■ **Exercise details**: Without the pictures, reproduce the records that follow exactly.

■ **Entries from a visual dataset**:
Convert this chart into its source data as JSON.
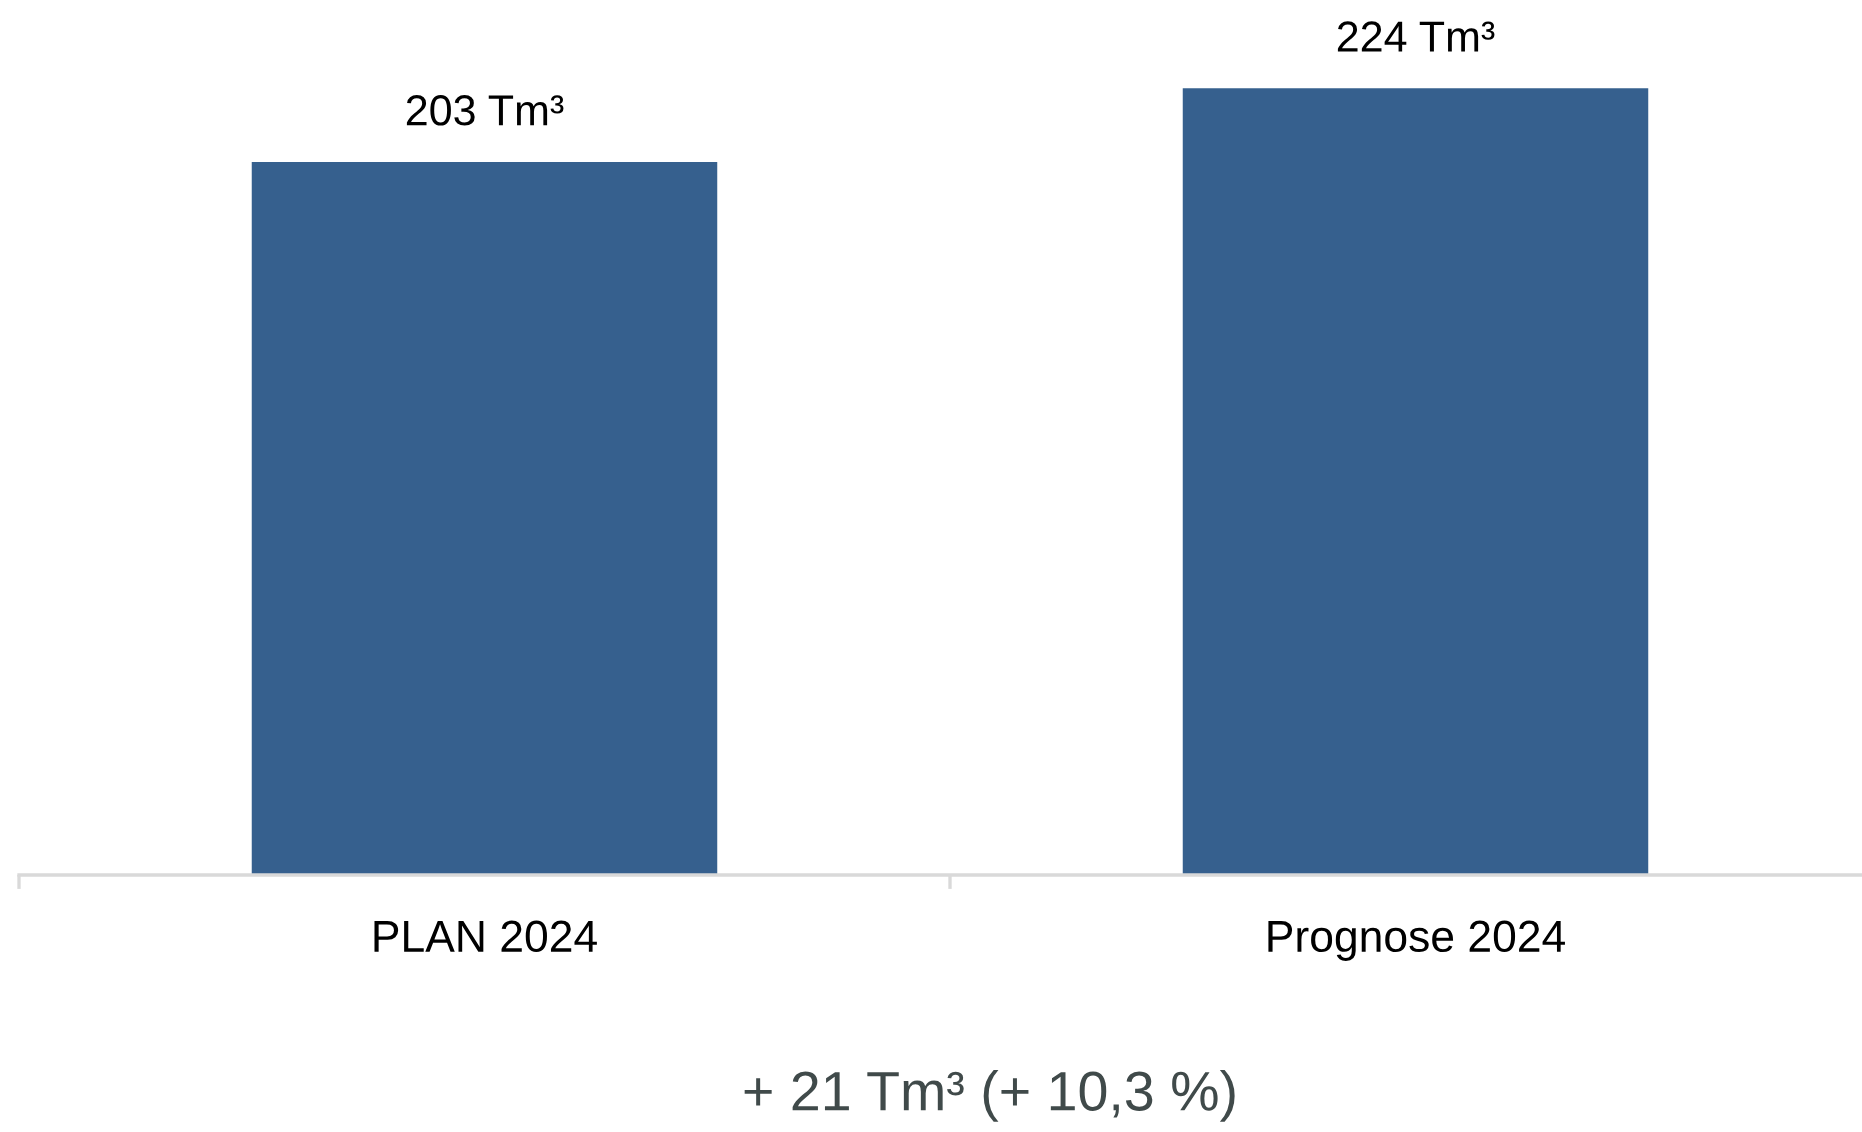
{
  "chart_data": {
    "type": "bar",
    "categories": [
      "PLAN 2024",
      "Prognose 2024"
    ],
    "values": [
      203,
      224
    ],
    "value_labels": [
      "203 Tm³",
      "224 Tm³"
    ],
    "color": "#36608e",
    "annotations": [
      "+ 21 Tm³ (+ 10,3 %)"
    ]
  }
}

■ **Written reply**:
Convert this chart into its source data as JSON.
{
  "chart_data": {
    "type": "bar",
    "categories": [
      "PLAN 2024",
      "Prognose 2024"
    ],
    "values": [
      203,
      224
    ],
    "value_labels": [
      "203 Tm³",
      "224 Tm³"
    ],
    "color": "#36608e",
    "annotations": [
      "+ 21 Tm³ (+ 10,3 %)"
    ]
  }
}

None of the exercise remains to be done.